## [GOAL]
Output the entries word for word. Omit images.

======== DATASET RECORDS

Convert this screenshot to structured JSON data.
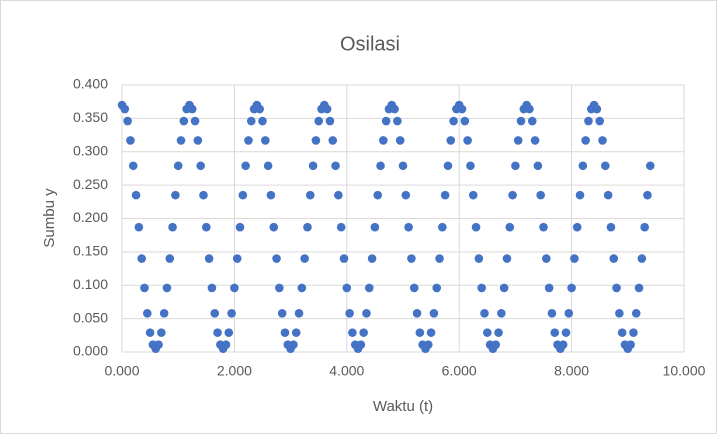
{
  "chart_data": {
    "type": "scatter",
    "title": "Osilasi",
    "x_label": "Waktu (t)",
    "y_label": "Sumbu y",
    "color": "#4472c4",
    "grid": true,
    "xlim": [
      0,
      10
    ],
    "ylim": [
      0,
      0.4
    ],
    "xticks": [
      {
        "value": 0,
        "label": "0.000"
      },
      {
        "value": 2,
        "label": "2.000"
      },
      {
        "value": 4,
        "label": "4.000"
      },
      {
        "value": 6,
        "label": "6.000"
      },
      {
        "value": 8,
        "label": "8.000"
      },
      {
        "value": 10,
        "label": "10.000"
      }
    ],
    "yticks": [
      {
        "value": 0,
        "label": "0.000"
      },
      {
        "value": 0.05,
        "label": "0.050"
      },
      {
        "value": 0.1,
        "label": "0.100"
      },
      {
        "value": 0.15,
        "label": "0.150"
      },
      {
        "value": 0.2,
        "label": "0.200"
      },
      {
        "value": 0.25,
        "label": "0.250"
      },
      {
        "value": 0.3,
        "label": "0.300"
      },
      {
        "value": 0.35,
        "label": "0.350"
      },
      {
        "value": 0.4,
        "label": "0.400"
      }
    ],
    "x": [
      0,
      0.05,
      0.1,
      0.15,
      0.2,
      0.25,
      0.3,
      0.35,
      0.4,
      0.45,
      0.5,
      0.55,
      0.6,
      0.65,
      0.7,
      0.75,
      0.8,
      0.85,
      0.9,
      0.95,
      1,
      1.05,
      1.1,
      1.15,
      1.2,
      1.25,
      1.3,
      1.35,
      1.4,
      1.45,
      1.5,
      1.55,
      1.6,
      1.65,
      1.7,
      1.75,
      1.8,
      1.85,
      1.9,
      1.95,
      2,
      2.05,
      2.1,
      2.15,
      2.2,
      2.25,
      2.3,
      2.35,
      2.4,
      2.45,
      2.5,
      2.55,
      2.6,
      2.65,
      2.7,
      2.75,
      2.8,
      2.85,
      2.9,
      2.95,
      3,
      3.05,
      3.1,
      3.15,
      3.2,
      3.25,
      3.3,
      3.35,
      3.4,
      3.45,
      3.5,
      3.55,
      3.6,
      3.65,
      3.7,
      3.75,
      3.8,
      3.85,
      3.9,
      3.95,
      4,
      4.05,
      4.1,
      4.15,
      4.2,
      4.25,
      4.3,
      4.35,
      4.4,
      4.45,
      4.5,
      4.55,
      4.6,
      4.65,
      4.7,
      4.75,
      4.8,
      4.85,
      4.9,
      4.95,
      5,
      5.05,
      5.1,
      5.15,
      5.2,
      5.25,
      5.3,
      5.35,
      5.4,
      5.45,
      5.5,
      5.55,
      5.6,
      5.65,
      5.7,
      5.75,
      5.8,
      5.85,
      5.9,
      5.95,
      6,
      6.05,
      6.1,
      6.15,
      6.2,
      6.25,
      6.3,
      6.35,
      6.4,
      6.45,
      6.5,
      6.55,
      6.6,
      6.65,
      6.7,
      6.75,
      6.8,
      6.85,
      6.9,
      6.95,
      7,
      7.05,
      7.1,
      7.15,
      7.2,
      7.25,
      7.3,
      7.35,
      7.4,
      7.45,
      7.5,
      7.55,
      7.6,
      7.65,
      7.7,
      7.75,
      7.8,
      7.85,
      7.9,
      7.95,
      8,
      8.05,
      8.1,
      8.15,
      8.2,
      8.25,
      8.3,
      8.35,
      8.4,
      8.45,
      8.5,
      8.55,
      8.6,
      8.65,
      8.7,
      8.75,
      8.8,
      8.85,
      8.9,
      8.95,
      9,
      9.05,
      9.1,
      9.15,
      9.2,
      9.25,
      9.3,
      9.35,
      9.4
    ],
    "values": [
      0.37,
      0.364,
      0.346,
      0.317,
      0.279,
      0.235,
      0.187,
      0.14,
      0.096,
      0.058,
      0.029,
      0.011,
      0.005,
      0.011,
      0.029,
      0.058,
      0.096,
      0.14,
      0.187,
      0.235,
      0.279,
      0.317,
      0.346,
      0.364,
      0.37,
      0.364,
      0.346,
      0.317,
      0.279,
      0.235,
      0.187,
      0.14,
      0.096,
      0.058,
      0.029,
      0.011,
      0.005,
      0.011,
      0.029,
      0.058,
      0.096,
      0.14,
      0.187,
      0.235,
      0.279,
      0.317,
      0.346,
      0.364,
      0.37,
      0.364,
      0.346,
      0.317,
      0.279,
      0.235,
      0.187,
      0.14,
      0.096,
      0.058,
      0.029,
      0.011,
      0.005,
      0.011,
      0.029,
      0.058,
      0.096,
      0.14,
      0.187,
      0.235,
      0.279,
      0.317,
      0.346,
      0.364,
      0.37,
      0.364,
      0.346,
      0.317,
      0.279,
      0.235,
      0.187,
      0.14,
      0.096,
      0.058,
      0.029,
      0.011,
      0.005,
      0.011,
      0.029,
      0.058,
      0.096,
      0.14,
      0.187,
      0.235,
      0.279,
      0.317,
      0.346,
      0.364,
      0.37,
      0.364,
      0.346,
      0.317,
      0.279,
      0.235,
      0.187,
      0.14,
      0.096,
      0.058,
      0.029,
      0.011,
      0.005,
      0.011,
      0.029,
      0.058,
      0.096,
      0.14,
      0.187,
      0.235,
      0.279,
      0.317,
      0.346,
      0.364,
      0.37,
      0.364,
      0.346,
      0.317,
      0.279,
      0.235,
      0.187,
      0.14,
      0.096,
      0.058,
      0.029,
      0.011,
      0.005,
      0.011,
      0.029,
      0.058,
      0.096,
      0.14,
      0.187,
      0.235,
      0.279,
      0.317,
      0.346,
      0.364,
      0.37,
      0.364,
      0.346,
      0.317,
      0.279,
      0.235,
      0.187,
      0.14,
      0.096,
      0.058,
      0.029,
      0.011,
      0.005,
      0.011,
      0.029,
      0.058,
      0.096,
      0.14,
      0.187,
      0.235,
      0.279,
      0.317,
      0.346,
      0.364,
      0.37,
      0.364,
      0.346,
      0.317,
      0.279,
      0.235,
      0.187,
      0.14,
      0.096,
      0.058,
      0.029,
      0.011,
      0.005,
      0.011,
      0.029,
      0.058,
      0.096,
      0.14,
      0.187,
      0.235,
      0.279
    ]
  }
}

================

## [FULL OUTPUT]
Convert this screenshot to structured JSON data.
{
  "chart_data": {
    "type": "scatter",
    "title": "Osilasi",
    "x_label": "Waktu (t)",
    "y_label": "Sumbu y",
    "color": "#4472c4",
    "grid": true,
    "xlim": [
      0,
      10
    ],
    "ylim": [
      0,
      0.4
    ],
    "xticks": [
      {
        "value": 0,
        "label": "0.000"
      },
      {
        "value": 2,
        "label": "2.000"
      },
      {
        "value": 4,
        "label": "4.000"
      },
      {
        "value": 6,
        "label": "6.000"
      },
      {
        "value": 8,
        "label": "8.000"
      },
      {
        "value": 10,
        "label": "10.000"
      }
    ],
    "yticks": [
      {
        "value": 0,
        "label": "0.000"
      },
      {
        "value": 0.05,
        "label": "0.050"
      },
      {
        "value": 0.1,
        "label": "0.100"
      },
      {
        "value": 0.15,
        "label": "0.150"
      },
      {
        "value": 0.2,
        "label": "0.200"
      },
      {
        "value": 0.25,
        "label": "0.250"
      },
      {
        "value": 0.3,
        "label": "0.300"
      },
      {
        "value": 0.35,
        "label": "0.350"
      },
      {
        "value": 0.4,
        "label": "0.400"
      }
    ],
    "x": [
      0,
      0.05,
      0.1,
      0.15,
      0.2,
      0.25,
      0.3,
      0.35,
      0.4,
      0.45,
      0.5,
      0.55,
      0.6,
      0.65,
      0.7,
      0.75,
      0.8,
      0.85,
      0.9,
      0.95,
      1,
      1.05,
      1.1,
      1.15,
      1.2,
      1.25,
      1.3,
      1.35,
      1.4,
      1.45,
      1.5,
      1.55,
      1.6,
      1.65,
      1.7,
      1.75,
      1.8,
      1.85,
      1.9,
      1.95,
      2,
      2.05,
      2.1,
      2.15,
      2.2,
      2.25,
      2.3,
      2.35,
      2.4,
      2.45,
      2.5,
      2.55,
      2.6,
      2.65,
      2.7,
      2.75,
      2.8,
      2.85,
      2.9,
      2.95,
      3,
      3.05,
      3.1,
      3.15,
      3.2,
      3.25,
      3.3,
      3.35,
      3.4,
      3.45,
      3.5,
      3.55,
      3.6,
      3.65,
      3.7,
      3.75,
      3.8,
      3.85,
      3.9,
      3.95,
      4,
      4.05,
      4.1,
      4.15,
      4.2,
      4.25,
      4.3,
      4.35,
      4.4,
      4.45,
      4.5,
      4.55,
      4.6,
      4.65,
      4.7,
      4.75,
      4.8,
      4.85,
      4.9,
      4.95,
      5,
      5.05,
      5.1,
      5.15,
      5.2,
      5.25,
      5.3,
      5.35,
      5.4,
      5.45,
      5.5,
      5.55,
      5.6,
      5.65,
      5.7,
      5.75,
      5.8,
      5.85,
      5.9,
      5.95,
      6,
      6.05,
      6.1,
      6.15,
      6.2,
      6.25,
      6.3,
      6.35,
      6.4,
      6.45,
      6.5,
      6.55,
      6.6,
      6.65,
      6.7,
      6.75,
      6.8,
      6.85,
      6.9,
      6.95,
      7,
      7.05,
      7.1,
      7.15,
      7.2,
      7.25,
      7.3,
      7.35,
      7.4,
      7.45,
      7.5,
      7.55,
      7.6,
      7.65,
      7.7,
      7.75,
      7.8,
      7.85,
      7.9,
      7.95,
      8,
      8.05,
      8.1,
      8.15,
      8.2,
      8.25,
      8.3,
      8.35,
      8.4,
      8.45,
      8.5,
      8.55,
      8.6,
      8.65,
      8.7,
      8.75,
      8.8,
      8.85,
      8.9,
      8.95,
      9,
      9.05,
      9.1,
      9.15,
      9.2,
      9.25,
      9.3,
      9.35,
      9.4
    ],
    "values": [
      0.37,
      0.364,
      0.346,
      0.317,
      0.279,
      0.235,
      0.187,
      0.14,
      0.096,
      0.058,
      0.029,
      0.011,
      0.005,
      0.011,
      0.029,
      0.058,
      0.096,
      0.14,
      0.187,
      0.235,
      0.279,
      0.317,
      0.346,
      0.364,
      0.37,
      0.364,
      0.346,
      0.317,
      0.279,
      0.235,
      0.187,
      0.14,
      0.096,
      0.058,
      0.029,
      0.011,
      0.005,
      0.011,
      0.029,
      0.058,
      0.096,
      0.14,
      0.187,
      0.235,
      0.279,
      0.317,
      0.346,
      0.364,
      0.37,
      0.364,
      0.346,
      0.317,
      0.279,
      0.235,
      0.187,
      0.14,
      0.096,
      0.058,
      0.029,
      0.011,
      0.005,
      0.011,
      0.029,
      0.058,
      0.096,
      0.14,
      0.187,
      0.235,
      0.279,
      0.317,
      0.346,
      0.364,
      0.37,
      0.364,
      0.346,
      0.317,
      0.279,
      0.235,
      0.187,
      0.14,
      0.096,
      0.058,
      0.029,
      0.011,
      0.005,
      0.011,
      0.029,
      0.058,
      0.096,
      0.14,
      0.187,
      0.235,
      0.279,
      0.317,
      0.346,
      0.364,
      0.37,
      0.364,
      0.346,
      0.317,
      0.279,
      0.235,
      0.187,
      0.14,
      0.096,
      0.058,
      0.029,
      0.011,
      0.005,
      0.011,
      0.029,
      0.058,
      0.096,
      0.14,
      0.187,
      0.235,
      0.279,
      0.317,
      0.346,
      0.364,
      0.37,
      0.364,
      0.346,
      0.317,
      0.279,
      0.235,
      0.187,
      0.14,
      0.096,
      0.058,
      0.029,
      0.011,
      0.005,
      0.011,
      0.029,
      0.058,
      0.096,
      0.14,
      0.187,
      0.235,
      0.279,
      0.317,
      0.346,
      0.364,
      0.37,
      0.364,
      0.346,
      0.317,
      0.279,
      0.235,
      0.187,
      0.14,
      0.096,
      0.058,
      0.029,
      0.011,
      0.005,
      0.011,
      0.029,
      0.058,
      0.096,
      0.14,
      0.187,
      0.235,
      0.279,
      0.317,
      0.346,
      0.364,
      0.37,
      0.364,
      0.346,
      0.317,
      0.279,
      0.235,
      0.187,
      0.14,
      0.096,
      0.058,
      0.029,
      0.011,
      0.005,
      0.011,
      0.029,
      0.058,
      0.096,
      0.14,
      0.187,
      0.235,
      0.279
    ]
  }
}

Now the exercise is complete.